- [TASK REQUIREMENTS]
Wherever the string "Meeting" appears in a line, extract that line.

- [WORKING DATA]
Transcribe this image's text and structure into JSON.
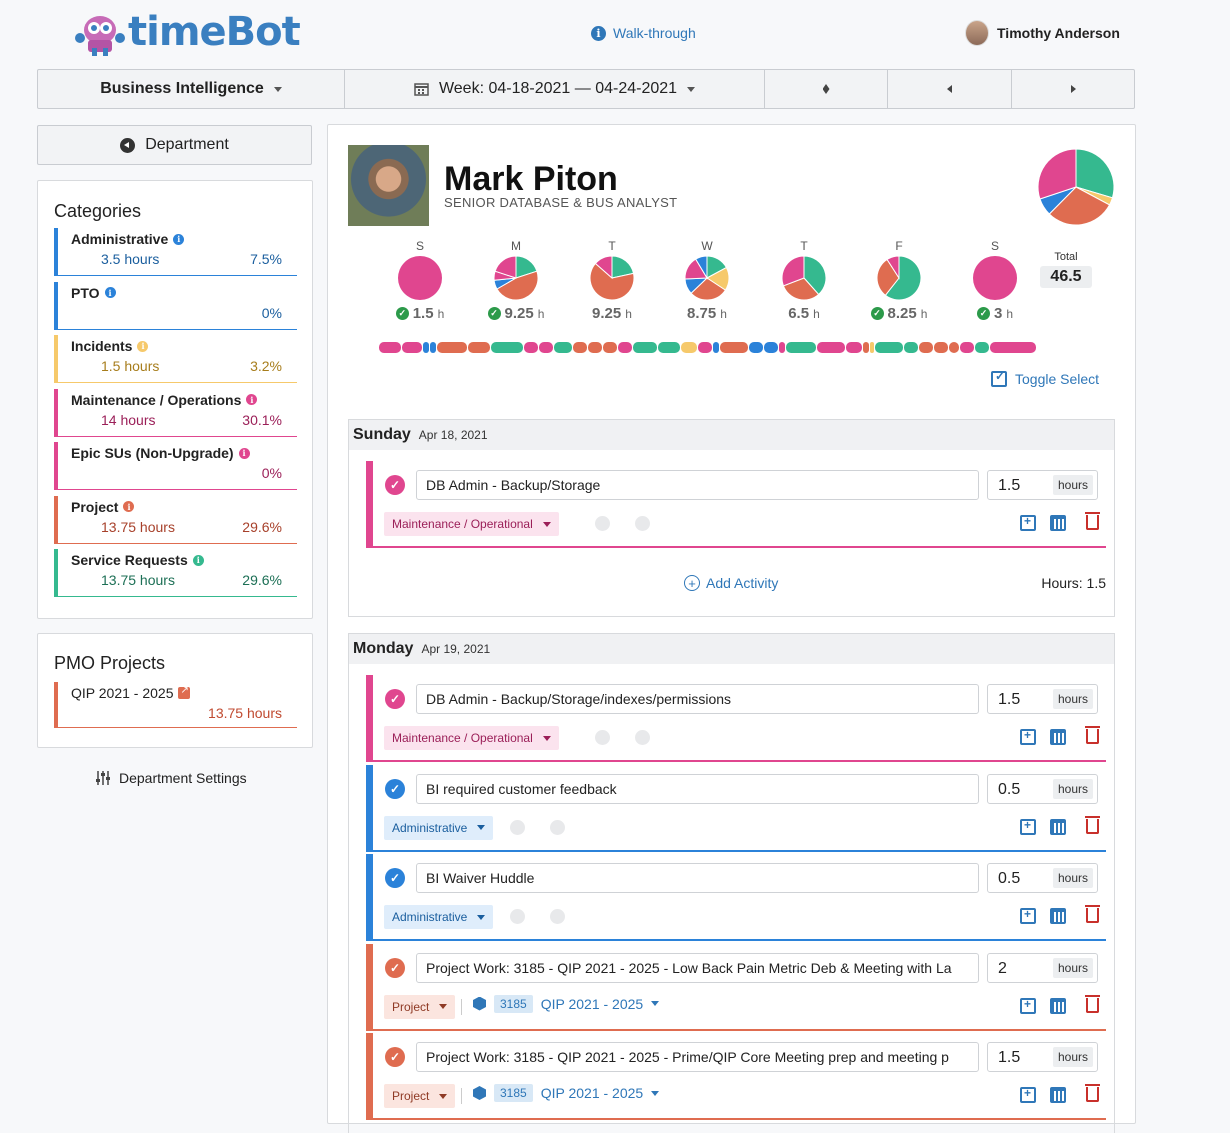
{
  "header": {
    "logo_text": "timeBot",
    "walkthrough": "Walk-through",
    "user_name": "Timothy Anderson"
  },
  "toolbar": {
    "department": "Business Intelligence",
    "week": "Week: 04-18-2021 — 04-24-2021"
  },
  "sidebar": {
    "back_label": "Department",
    "categories_title": "Categories",
    "categories": [
      {
        "name": "Administrative",
        "hours": "3.5 hours",
        "pct": "7.5%",
        "color": "#2b82d9"
      },
      {
        "name": "PTO",
        "hours": "",
        "pct": "0%",
        "color": "#2b82d9"
      },
      {
        "name": "Incidents",
        "hours": "1.5 hours",
        "pct": "3.2%",
        "color": "#f6c96b"
      },
      {
        "name": "Maintenance / Operations",
        "hours": "14 hours",
        "pct": "30.1%",
        "color": "#e0468f"
      },
      {
        "name": "Epic SUs (Non-Upgrade)",
        "hours": "",
        "pct": "0%",
        "color": "#e0468f"
      },
      {
        "name": "Project",
        "hours": "13.75 hours",
        "pct": "29.6%",
        "color": "#df6c50"
      },
      {
        "name": "Service Requests",
        "hours": "13.75 hours",
        "pct": "29.6%",
        "color": "#35b98f"
      }
    ],
    "pmo_title": "PMO Projects",
    "pmo_project": "QIP 2021 - 2025",
    "pmo_hours": "13.75 hours",
    "settings_label": "Department Settings"
  },
  "employee": {
    "name": "Mark Piton",
    "title": "SENIOR DATABASE & BUS ANALYST",
    "total_label": "Total",
    "total": "46.5",
    "summary_pie": [
      30.1,
      29.6,
      29.6,
      7.5,
      3.2
    ]
  },
  "days": [
    {
      "letter": "S",
      "hours": "1.5",
      "unit": "h",
      "checked": true
    },
    {
      "letter": "M",
      "hours": "9.25",
      "unit": "h",
      "checked": true
    },
    {
      "letter": "T",
      "hours": "9.25",
      "unit": "h",
      "checked": false
    },
    {
      "letter": "W",
      "hours": "8.75",
      "unit": "h",
      "checked": false
    },
    {
      "letter": "T",
      "hours": "6.5",
      "unit": "h",
      "checked": false
    },
    {
      "letter": "F",
      "hours": "8.25",
      "unit": "h",
      "checked": true
    },
    {
      "letter": "S",
      "hours": "3",
      "unit": "h",
      "checked": true
    }
  ],
  "colors": {
    "maint": "#e0468f",
    "admin": "#2b82d9",
    "incident": "#f6c96b",
    "project": "#df6c50",
    "service": "#35b98f",
    "accent": "#2f77b8"
  },
  "toggle_select": "Toggle Select",
  "sunday": {
    "day": "Sunday",
    "date": "Apr 18, 2021",
    "activities": [
      {
        "text": "DB Admin - Backup/Storage",
        "hours": "1.5",
        "unit": "hours",
        "category": "Maintenance / Operational"
      }
    ],
    "add_activity": "Add Activity",
    "hours_total": "Hours: 1.5"
  },
  "monday": {
    "day": "Monday",
    "date": "Apr 19, 2021",
    "activities": [
      {
        "text": "DB Admin - Backup/Storage/indexes/permissions",
        "hours": "1.5",
        "unit": "hours",
        "category": "Maintenance / Operational"
      },
      {
        "text": "BI required customer feedback",
        "hours": "0.5",
        "unit": "hours",
        "category": "Administrative"
      },
      {
        "text": "BI Waiver Huddle",
        "hours": "0.5",
        "unit": "hours",
        "category": "Administrative"
      },
      {
        "text": "Project Work: 3185 - QIP 2021 - 2025 - Low Back Pain Metric Deb & Meeting with La",
        "hours": "2",
        "unit": "hours",
        "category": "Project",
        "project_id": "3185",
        "project_name": "QIP 2021 - 2025"
      },
      {
        "text": "Project Work: 3185 - QIP 2021 - 2025 - Prime/QIP Core Meeting prep and meeting p",
        "hours": "1.5",
        "unit": "hours",
        "category": "Project",
        "project_id": "3185",
        "project_name": "QIP 2021 - 2025"
      }
    ]
  }
}
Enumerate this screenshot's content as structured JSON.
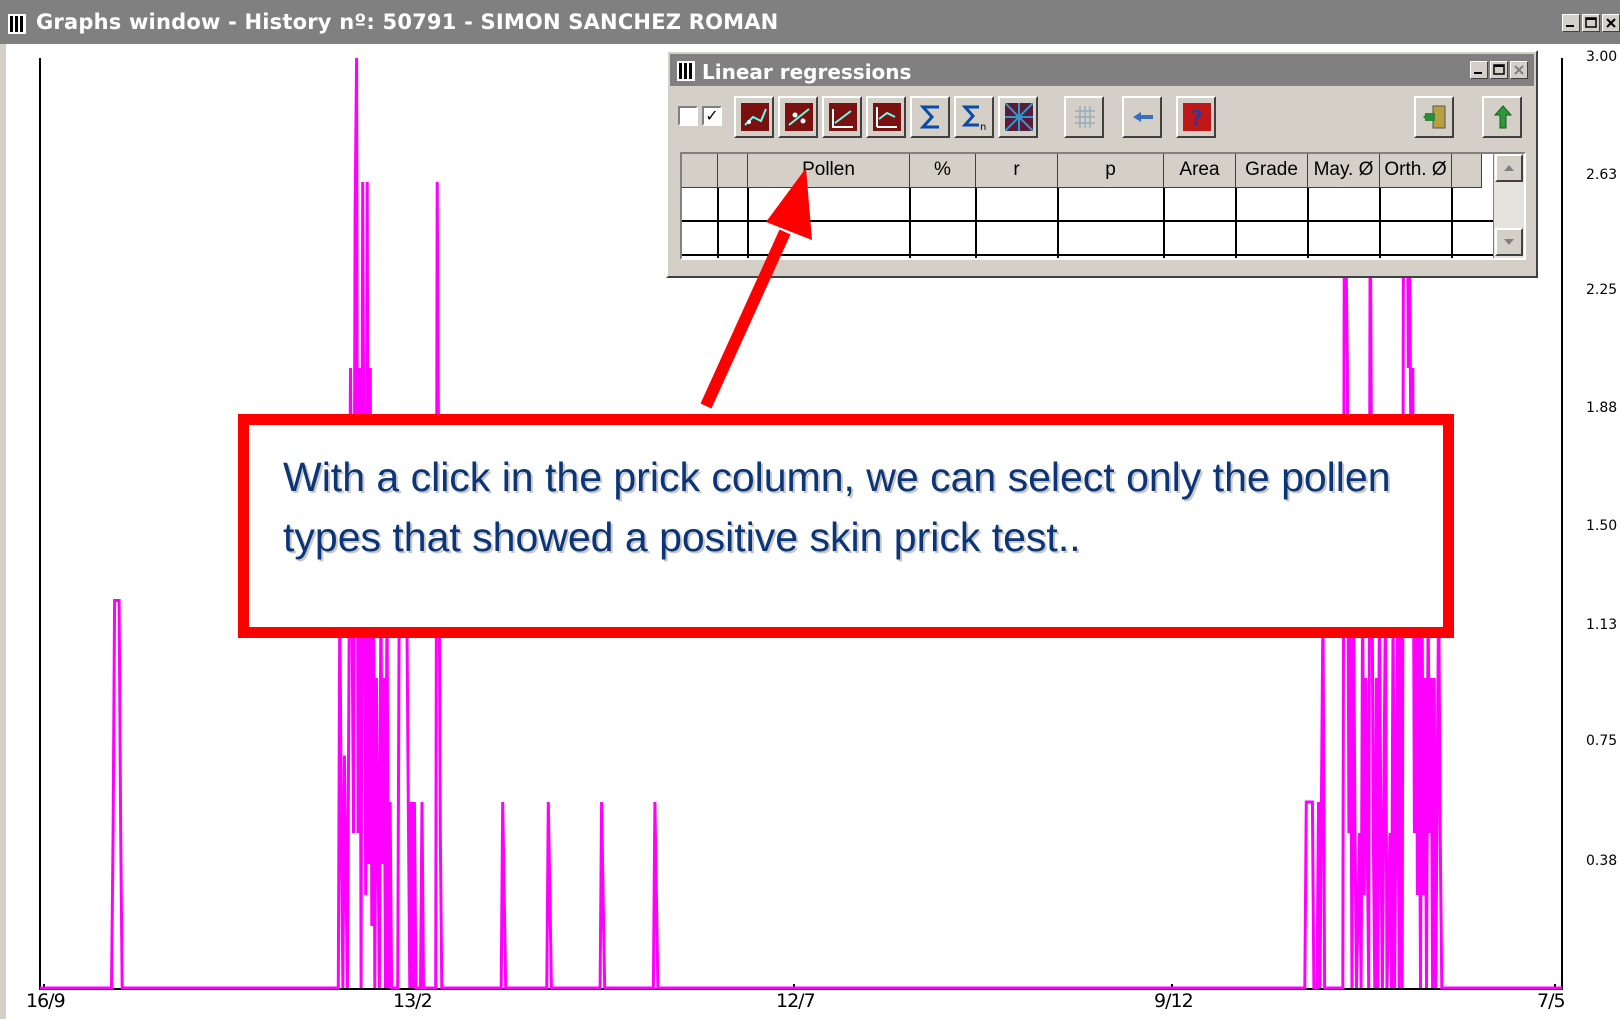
{
  "window": {
    "title": "Graphs window - History nº: 50791 - SIMON SANCHEZ ROMAN",
    "icon": "graph-window-icon"
  },
  "lr_window": {
    "title": "Linear regressions",
    "checkboxes": [
      {
        "name": "unchecked-box",
        "checked": false
      },
      {
        "name": "checked-box",
        "checked": true
      }
    ],
    "toolbar": [
      "regression-type-1-icon",
      "regression-type-2-icon",
      "regression-type-3-icon",
      "regression-type-4-icon",
      "sigma-sum-icon",
      "sigma-n-sum-icon",
      "grid-pattern-icon",
      "grid-toggle-icon",
      "rewind-arrow-icon",
      "help-question-icon",
      "exit-door-icon",
      "up-arrow-icon"
    ],
    "table": {
      "columns": [
        "",
        "",
        "Pollen",
        "%",
        "r",
        "p",
        "Area",
        "Grade",
        "May. Ø",
        "Orth. Ø",
        ""
      ],
      "rows": 2
    }
  },
  "callout": {
    "text": "With a click in the prick column, we can select only the pollen types that showed a positive skin prick test..",
    "border_color": "#ff0000",
    "text_color": "#0b3575"
  },
  "chart_data": {
    "type": "line",
    "x_ticks": [
      "16/9",
      "13/2",
      "12/7",
      "9/12",
      "7/5"
    ],
    "y_ticks": [
      "3.00",
      "2.63",
      "2.25",
      "1.88",
      "1.50",
      "1.13",
      "0.75",
      "0.38"
    ],
    "ylim": [
      0,
      3
    ],
    "series_color": "#ff00ff",
    "series": [
      {
        "values": [
          [
            0.0,
            0
          ],
          [
            0.047,
            0
          ],
          [
            0.048,
            0.5
          ],
          [
            0.049,
            1.25
          ],
          [
            0.052,
            1.25
          ],
          [
            0.053,
            0.5
          ],
          [
            0.054,
            0
          ],
          [
            0.196,
            0
          ],
          [
            0.197,
            1.25
          ],
          [
            0.198,
            0.5
          ],
          [
            0.199,
            0
          ],
          [
            0.2,
            0.75
          ],
          [
            0.202,
            0
          ],
          [
            0.204,
            2.0
          ],
          [
            0.206,
            0.5
          ],
          [
            0.207,
            2.5
          ],
          [
            0.208,
            3.0
          ],
          [
            0.209,
            0.5
          ],
          [
            0.21,
            2.0
          ],
          [
            0.211,
            0
          ],
          [
            0.212,
            2.6
          ],
          [
            0.214,
            0.3
          ],
          [
            0.215,
            2.6
          ],
          [
            0.216,
            0.4
          ],
          [
            0.217,
            2.0
          ],
          [
            0.218,
            0.2
          ],
          [
            0.219,
            1.6
          ],
          [
            0.22,
            0
          ],
          [
            0.221,
            1.0
          ],
          [
            0.223,
            0
          ],
          [
            0.224,
            1.3
          ],
          [
            0.225,
            0.4
          ],
          [
            0.226,
            1.0
          ],
          [
            0.227,
            0
          ],
          [
            0.228,
            1.3
          ],
          [
            0.229,
            0
          ],
          [
            0.23,
            0.6
          ],
          [
            0.231,
            0
          ],
          [
            0.235,
            0
          ],
          [
            0.236,
            1.25
          ],
          [
            0.241,
            1.25
          ],
          [
            0.242,
            0.6
          ],
          [
            0.243,
            0
          ],
          [
            0.244,
            0.6
          ],
          [
            0.245,
            0
          ],
          [
            0.246,
            0.6
          ],
          [
            0.247,
            0
          ],
          [
            0.25,
            0
          ],
          [
            0.251,
            0.6
          ],
          [
            0.252,
            0
          ],
          [
            0.26,
            0
          ],
          [
            0.261,
            2.6
          ],
          [
            0.262,
            1.6
          ],
          [
            0.263,
            0.5
          ],
          [
            0.264,
            0
          ],
          [
            0.303,
            0
          ],
          [
            0.304,
            0.6
          ],
          [
            0.305,
            0.3
          ],
          [
            0.306,
            0
          ],
          [
            0.333,
            0
          ],
          [
            0.334,
            0.6
          ],
          [
            0.335,
            0.3
          ],
          [
            0.336,
            0
          ],
          [
            0.368,
            0
          ],
          [
            0.369,
            0.6
          ],
          [
            0.37,
            0.3
          ],
          [
            0.371,
            0
          ],
          [
            0.403,
            0
          ],
          [
            0.404,
            0.6
          ],
          [
            0.405,
            0.3
          ],
          [
            0.406,
            0
          ],
          [
            0.831,
            0
          ],
          [
            0.832,
            0.6
          ],
          [
            0.836,
            0.6
          ],
          [
            0.837,
            0
          ],
          [
            0.839,
            0
          ],
          [
            0.84,
            0.6
          ],
          [
            0.841,
            0
          ],
          [
            0.843,
            1.25
          ],
          [
            0.844,
            0
          ],
          [
            0.856,
            0
          ],
          [
            0.857,
            2.6
          ],
          [
            0.858,
            2.4
          ],
          [
            0.859,
            2.0
          ],
          [
            0.86,
            0.5
          ],
          [
            0.861,
            1.25
          ],
          [
            0.862,
            0
          ],
          [
            0.863,
            1.25
          ],
          [
            0.864,
            0.5
          ],
          [
            0.865,
            0
          ],
          [
            0.867,
            0.5
          ],
          [
            0.868,
            0
          ],
          [
            0.869,
            1.25
          ],
          [
            0.87,
            0.3
          ],
          [
            0.871,
            1.0
          ],
          [
            0.872,
            0.5
          ],
          [
            0.873,
            0
          ],
          [
            0.874,
            2.6
          ],
          [
            0.875,
            1.5
          ],
          [
            0.876,
            0.5
          ],
          [
            0.877,
            0
          ],
          [
            0.878,
            1.0
          ],
          [
            0.879,
            0
          ],
          [
            0.88,
            1.25
          ],
          [
            0.881,
            0.5
          ],
          [
            0.882,
            0
          ],
          [
            0.884,
            1.25
          ],
          [
            0.885,
            0
          ],
          [
            0.887,
            0.5
          ],
          [
            0.888,
            0
          ],
          [
            0.889,
            1.25
          ],
          [
            0.89,
            0
          ],
          [
            0.892,
            1.25
          ],
          [
            0.893,
            0
          ],
          [
            0.894,
            1.3
          ],
          [
            0.895,
            0
          ],
          [
            0.896,
            3.0
          ],
          [
            0.898,
            3.0
          ],
          [
            0.899,
            2.0
          ],
          [
            0.9,
            2.3
          ],
          [
            0.901,
            1.5
          ],
          [
            0.902,
            2.0
          ],
          [
            0.903,
            0.5
          ],
          [
            0.904,
            1.8
          ],
          [
            0.905,
            0.3
          ],
          [
            0.906,
            1.25
          ],
          [
            0.907,
            0
          ],
          [
            0.908,
            1.3
          ],
          [
            0.909,
            0.3
          ],
          [
            0.91,
            1.0
          ],
          [
            0.911,
            0
          ],
          [
            0.912,
            1.25
          ],
          [
            0.913,
            0.5
          ],
          [
            0.914,
            1.0
          ],
          [
            0.915,
            0
          ],
          [
            0.916,
            1.0
          ],
          [
            0.917,
            0
          ],
          [
            0.919,
            1.3
          ],
          [
            0.92,
            0.5
          ],
          [
            0.921,
            0
          ],
          [
            1.0,
            0
          ]
        ]
      }
    ]
  }
}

- [RESPONSE]
        "text": "Project Work: 3185 - QIP 2021 - 2025 - Low Back Pain Metric Deb & Meeting with La",
        "text": "Project Work: 3185 - QIP 2021 - 2025 - Prime/QIP Core Meeting prep and meeting p",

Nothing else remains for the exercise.